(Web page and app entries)
• • • •

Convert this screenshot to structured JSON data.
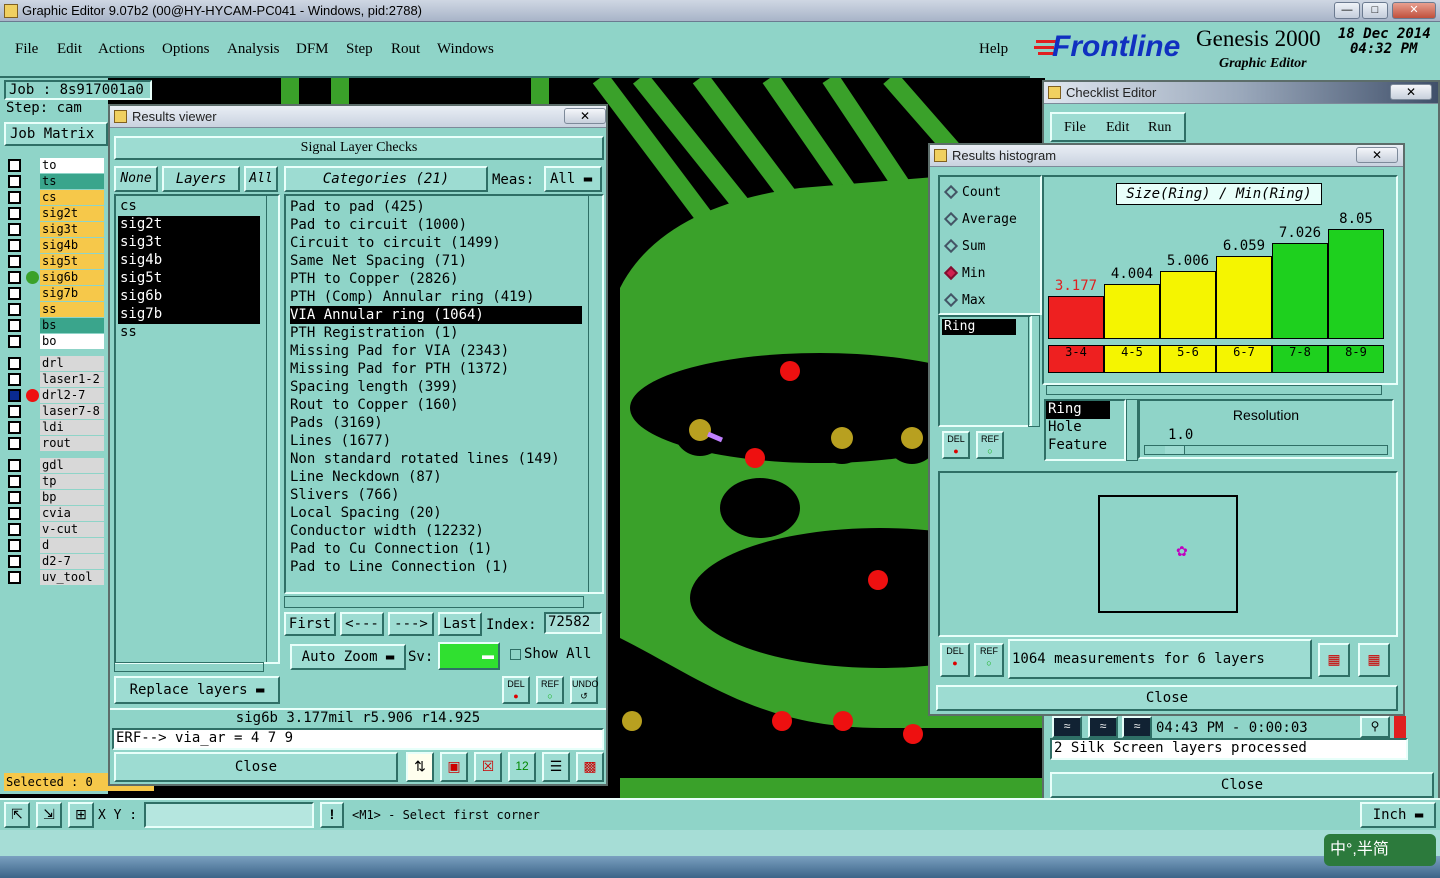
{
  "window": {
    "title": "Graphic Editor 9.07b2 (00@HY-HYCAM-PC041 - Windows, pid:2788)"
  },
  "menu": {
    "file": "File",
    "edit": "Edit",
    "actions": "Actions",
    "options": "Options",
    "analysis": "Analysis",
    "dfm": "DFM",
    "step": "Step",
    "rout": "Rout",
    "windows": "Windows",
    "help": "Help"
  },
  "brand": {
    "logo": "Frontline",
    "product": "Genesis 2000",
    "subtitle": "Graphic Editor",
    "date": "18 Dec 2014",
    "time": "04:32 PM"
  },
  "left": {
    "job": "Job : 8s917001a0",
    "step": "Step: cam",
    "job_matrix": "Job Matrix",
    "selected": "Selected : 0",
    "layers": [
      {
        "name": "to",
        "color": "#ffffff"
      },
      {
        "name": "ts",
        "color": "#3aa58c"
      },
      {
        "name": "cs",
        "color": "#f6c84a"
      },
      {
        "name": "sig2t",
        "color": "#f6c84a"
      },
      {
        "name": "sig3t",
        "color": "#f6c84a"
      },
      {
        "name": "sig4b",
        "color": "#f6c84a"
      },
      {
        "name": "sig5t",
        "color": "#f6c84a"
      },
      {
        "name": "sig6b",
        "color": "#f6c84a"
      },
      {
        "name": "sig7b",
        "color": "#f6c84a"
      },
      {
        "name": "ss",
        "color": "#f6c84a"
      },
      {
        "name": "bs",
        "color": "#3aa58c"
      },
      {
        "name": "bo",
        "color": "#ffffff"
      },
      {
        "name": "drl",
        "color": "#d8d8d8"
      },
      {
        "name": "laser1-2",
        "color": "#d8d8d8"
      },
      {
        "name": "drl2-7",
        "color": "#d8d8d8"
      },
      {
        "name": "laser7-8",
        "color": "#d8d8d8"
      },
      {
        "name": "ldi",
        "color": "#d8d8d8"
      },
      {
        "name": "rout",
        "color": "#d8d8d8"
      },
      {
        "name": "gdl",
        "color": "#d8d8d8"
      },
      {
        "name": "tp",
        "color": "#d8d8d8"
      },
      {
        "name": "bp",
        "color": "#d8d8d8"
      },
      {
        "name": "cvia",
        "color": "#d8d8d8"
      },
      {
        "name": "v-cut",
        "color": "#d8d8d8"
      },
      {
        "name": "d",
        "color": "#d8d8d8"
      },
      {
        "name": "d2-7",
        "color": "#d8d8d8"
      },
      {
        "name": "uv_tool",
        "color": "#d8d8d8"
      }
    ]
  },
  "results": {
    "title": "Results viewer",
    "header": "Signal Layer Checks",
    "none_btn": "None",
    "layers_btn": "Layers",
    "all_btn": "All",
    "categories_btn": "Categories (21)",
    "meas_label": "Meas:",
    "meas_value": "All",
    "layer_list": [
      "cs",
      "sig2t",
      "sig3t",
      "sig4b",
      "sig5t",
      "sig6b",
      "sig7b",
      "ss"
    ],
    "categories": [
      "Pad to pad (425)",
      "Pad to circuit (1000)",
      "Circuit to circuit (1499)",
      "Same Net Spacing (71)",
      "PTH to Copper (2826)",
      "PTH (Comp) Annular ring (419)",
      "VIA Annular ring (1064)",
      "PTH Registration (1)",
      "Missing Pad for VIA (2343)",
      "Missing Pad for PTH (1372)",
      "Spacing length (399)",
      "Rout to Copper (160)",
      "Pads (3169)",
      "Lines (1677)",
      "Non standard rotated lines (149)",
      "Line Neckdown (87)",
      "Slivers (766)",
      "Local Spacing (20)",
      "Conductor width (12232)",
      "Pad to Cu Connection (1)",
      "Pad to Line Connection (1)"
    ],
    "first": "First",
    "prev": "<---",
    "next": "--->",
    "last": "Last",
    "index_label": "Index:",
    "index_value": "72582",
    "replace_layers": "Replace layers",
    "auto_zoom": "Auto Zoom",
    "sv_label": "Sv:",
    "show_all": "Show All",
    "del": "DEL",
    "ref": "REF",
    "undo": "UNDO",
    "info_line": "sig6b 3.177mil   r5.906   r14.925",
    "erf_line": "ERF--> via_ar = 4 7 9",
    "close": "Close"
  },
  "checklist": {
    "title": "Checklist Editor",
    "file": "File",
    "edit": "Edit",
    "run": "Run",
    "status_time": "04:43 PM - 0:00:03",
    "status_msg": "2 Silk Screen layers processed",
    "close": "Close"
  },
  "histogram": {
    "title": "Results histogram",
    "modes": [
      "Count",
      "Average",
      "Sum",
      "Min",
      "Max"
    ],
    "selected_mode": "Min",
    "chart_title": "Size(Ring) / Min(Ring)",
    "list_item": "Ring",
    "params": [
      "Ring",
      "Hole",
      "Feature"
    ],
    "resolution_label": "Resolution",
    "resolution_value": "1.0",
    "summary": "1064 measurements for 6 layers",
    "del": "DEL",
    "ref": "REF",
    "close": "Close"
  },
  "chart_data": {
    "type": "bar",
    "title": "Size(Ring) / Min(Ring)",
    "categories": [
      "3-4",
      "4-5",
      "5-6",
      "6-7",
      "7-8",
      "8-9"
    ],
    "values": [
      3.177,
      4.004,
      5.006,
      6.059,
      7.026,
      8.05
    ],
    "colors": [
      "#ee2020",
      "#f5f500",
      "#f5f500",
      "#f5f500",
      "#1ed01e",
      "#1ed01e"
    ],
    "ylim": [
      0,
      9
    ]
  },
  "statusbar": {
    "xy_label": "X Y :",
    "hint": "<M1> - Select first corner",
    "units": "Inch"
  },
  "ime": {
    "text": "中°,半简"
  }
}
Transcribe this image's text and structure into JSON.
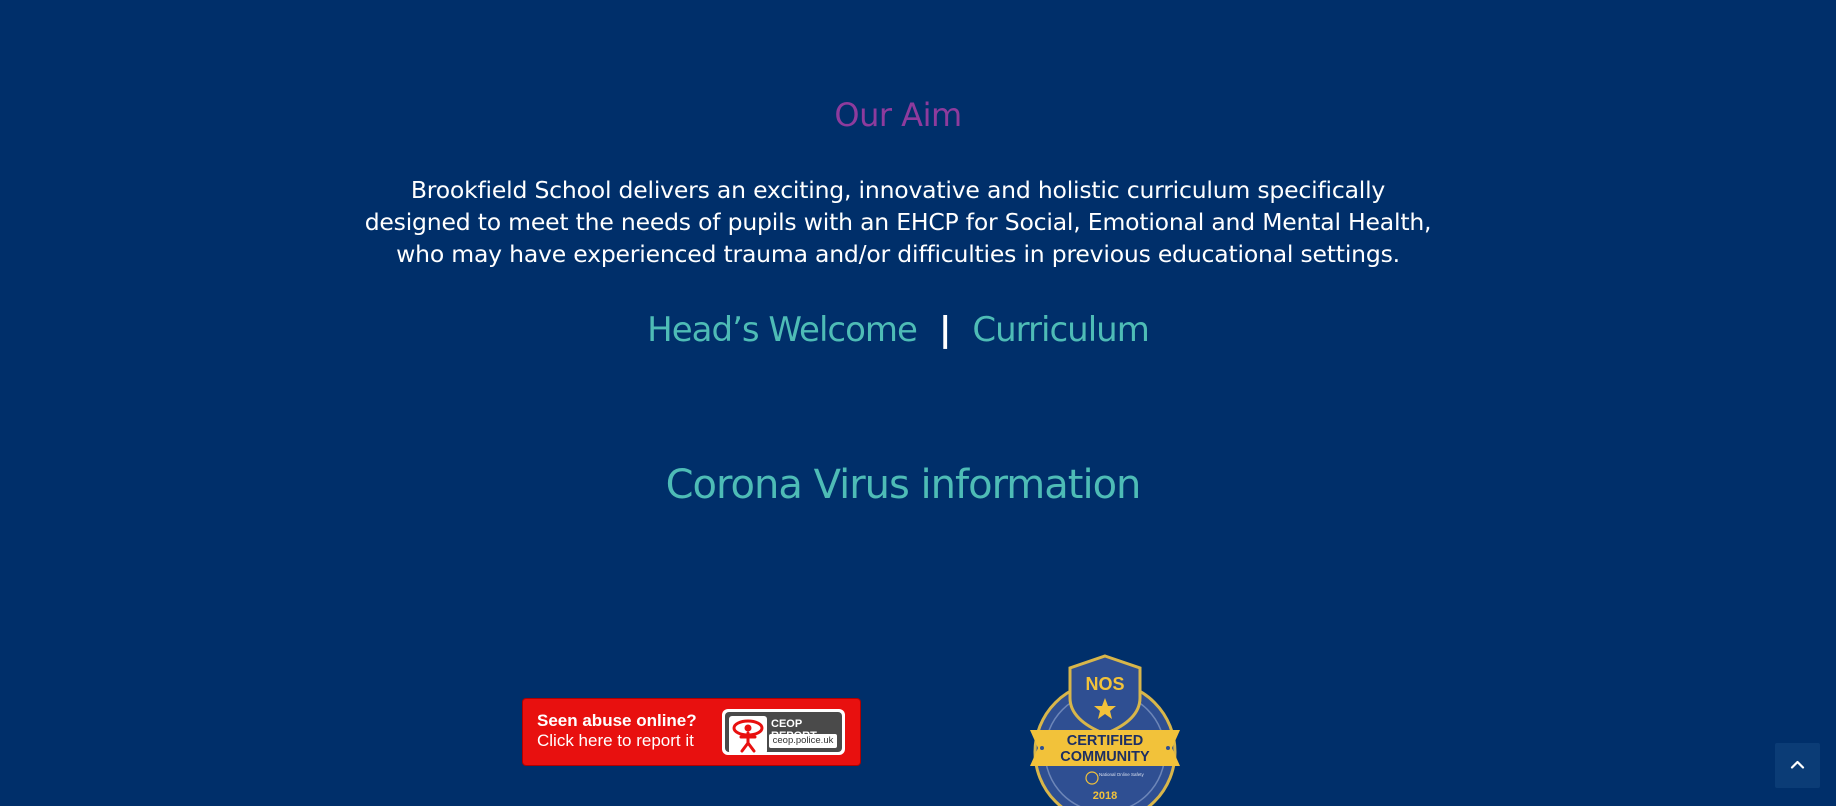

• • • •

▸ Task item: Working through the entries above, copy every line in which "Spacing" is found.

▸ Your response:
      "Same Net Spacing (71)",
      "Spacing length (399)",
      "Local Spacing (20)",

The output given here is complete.